Input records:
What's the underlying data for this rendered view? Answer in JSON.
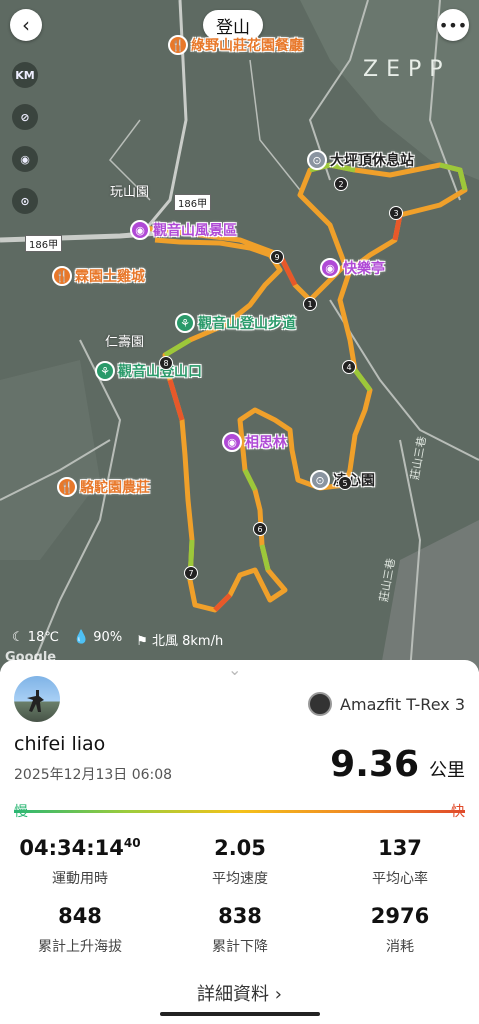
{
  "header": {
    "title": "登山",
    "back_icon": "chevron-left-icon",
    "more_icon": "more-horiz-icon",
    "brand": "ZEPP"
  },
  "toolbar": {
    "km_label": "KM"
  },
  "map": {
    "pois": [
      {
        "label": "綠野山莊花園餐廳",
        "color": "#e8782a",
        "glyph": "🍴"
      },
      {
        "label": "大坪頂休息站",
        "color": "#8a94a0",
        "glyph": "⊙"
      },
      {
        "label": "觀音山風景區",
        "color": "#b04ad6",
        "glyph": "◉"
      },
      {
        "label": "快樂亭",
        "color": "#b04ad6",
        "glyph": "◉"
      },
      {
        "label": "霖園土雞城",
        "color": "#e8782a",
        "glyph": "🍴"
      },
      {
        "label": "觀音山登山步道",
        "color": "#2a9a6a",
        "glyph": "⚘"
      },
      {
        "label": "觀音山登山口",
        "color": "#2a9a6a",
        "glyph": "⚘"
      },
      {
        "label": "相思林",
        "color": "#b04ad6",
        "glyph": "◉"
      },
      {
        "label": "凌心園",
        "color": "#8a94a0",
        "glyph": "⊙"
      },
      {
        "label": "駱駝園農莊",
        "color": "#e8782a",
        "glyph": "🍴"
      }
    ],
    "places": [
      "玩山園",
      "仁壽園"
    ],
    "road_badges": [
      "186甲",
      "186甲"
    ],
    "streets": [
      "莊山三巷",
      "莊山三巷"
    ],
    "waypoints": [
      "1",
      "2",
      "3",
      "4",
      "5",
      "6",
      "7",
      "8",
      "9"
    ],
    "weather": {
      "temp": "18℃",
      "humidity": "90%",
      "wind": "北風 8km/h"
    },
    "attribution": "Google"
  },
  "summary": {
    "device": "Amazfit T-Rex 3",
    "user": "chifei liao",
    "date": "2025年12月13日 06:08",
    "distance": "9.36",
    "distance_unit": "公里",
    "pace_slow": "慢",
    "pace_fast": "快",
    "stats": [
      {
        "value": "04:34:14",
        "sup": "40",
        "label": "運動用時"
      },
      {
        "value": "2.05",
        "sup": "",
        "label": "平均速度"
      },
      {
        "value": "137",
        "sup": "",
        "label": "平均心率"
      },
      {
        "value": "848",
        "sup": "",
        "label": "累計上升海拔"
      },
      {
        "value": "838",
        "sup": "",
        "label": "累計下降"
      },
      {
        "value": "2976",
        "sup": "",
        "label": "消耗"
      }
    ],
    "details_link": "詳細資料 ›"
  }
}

What you have to do:
Without the pictures, copy the material exactly as given.

Output for this task:
What's the underlying data for this rendered view? Answer in JSON.
{
  "header": {
    "title": "登山",
    "back_icon": "chevron-left-icon",
    "more_icon": "more-horiz-icon",
    "brand": "ZEPP"
  },
  "toolbar": {
    "km_label": "KM"
  },
  "map": {
    "pois": [
      {
        "label": "綠野山莊花園餐廳",
        "color": "#e8782a",
        "glyph": "🍴"
      },
      {
        "label": "大坪頂休息站",
        "color": "#8a94a0",
        "glyph": "⊙"
      },
      {
        "label": "觀音山風景區",
        "color": "#b04ad6",
        "glyph": "◉"
      },
      {
        "label": "快樂亭",
        "color": "#b04ad6",
        "glyph": "◉"
      },
      {
        "label": "霖園土雞城",
        "color": "#e8782a",
        "glyph": "🍴"
      },
      {
        "label": "觀音山登山步道",
        "color": "#2a9a6a",
        "glyph": "⚘"
      },
      {
        "label": "觀音山登山口",
        "color": "#2a9a6a",
        "glyph": "⚘"
      },
      {
        "label": "相思林",
        "color": "#b04ad6",
        "glyph": "◉"
      },
      {
        "label": "凌心園",
        "color": "#8a94a0",
        "glyph": "⊙"
      },
      {
        "label": "駱駝園農莊",
        "color": "#e8782a",
        "glyph": "🍴"
      }
    ],
    "places": [
      "玩山園",
      "仁壽園"
    ],
    "road_badges": [
      "186甲",
      "186甲"
    ],
    "streets": [
      "莊山三巷",
      "莊山三巷"
    ],
    "waypoints": [
      "1",
      "2",
      "3",
      "4",
      "5",
      "6",
      "7",
      "8",
      "9"
    ],
    "weather": {
      "temp": "18℃",
      "humidity": "90%",
      "wind": "北風 8km/h"
    },
    "attribution": "Google"
  },
  "summary": {
    "device": "Amazfit T-Rex 3",
    "user": "chifei liao",
    "date": "2025年12月13日 06:08",
    "distance": "9.36",
    "distance_unit": "公里",
    "pace_slow": "慢",
    "pace_fast": "快",
    "stats": [
      {
        "value": "04:34:14",
        "sup": "40",
        "label": "運動用時"
      },
      {
        "value": "2.05",
        "sup": "",
        "label": "平均速度"
      },
      {
        "value": "137",
        "sup": "",
        "label": "平均心率"
      },
      {
        "value": "848",
        "sup": "",
        "label": "累計上升海拔"
      },
      {
        "value": "838",
        "sup": "",
        "label": "累計下降"
      },
      {
        "value": "2976",
        "sup": "",
        "label": "消耗"
      }
    ],
    "details_link": "詳細資料 ›"
  }
}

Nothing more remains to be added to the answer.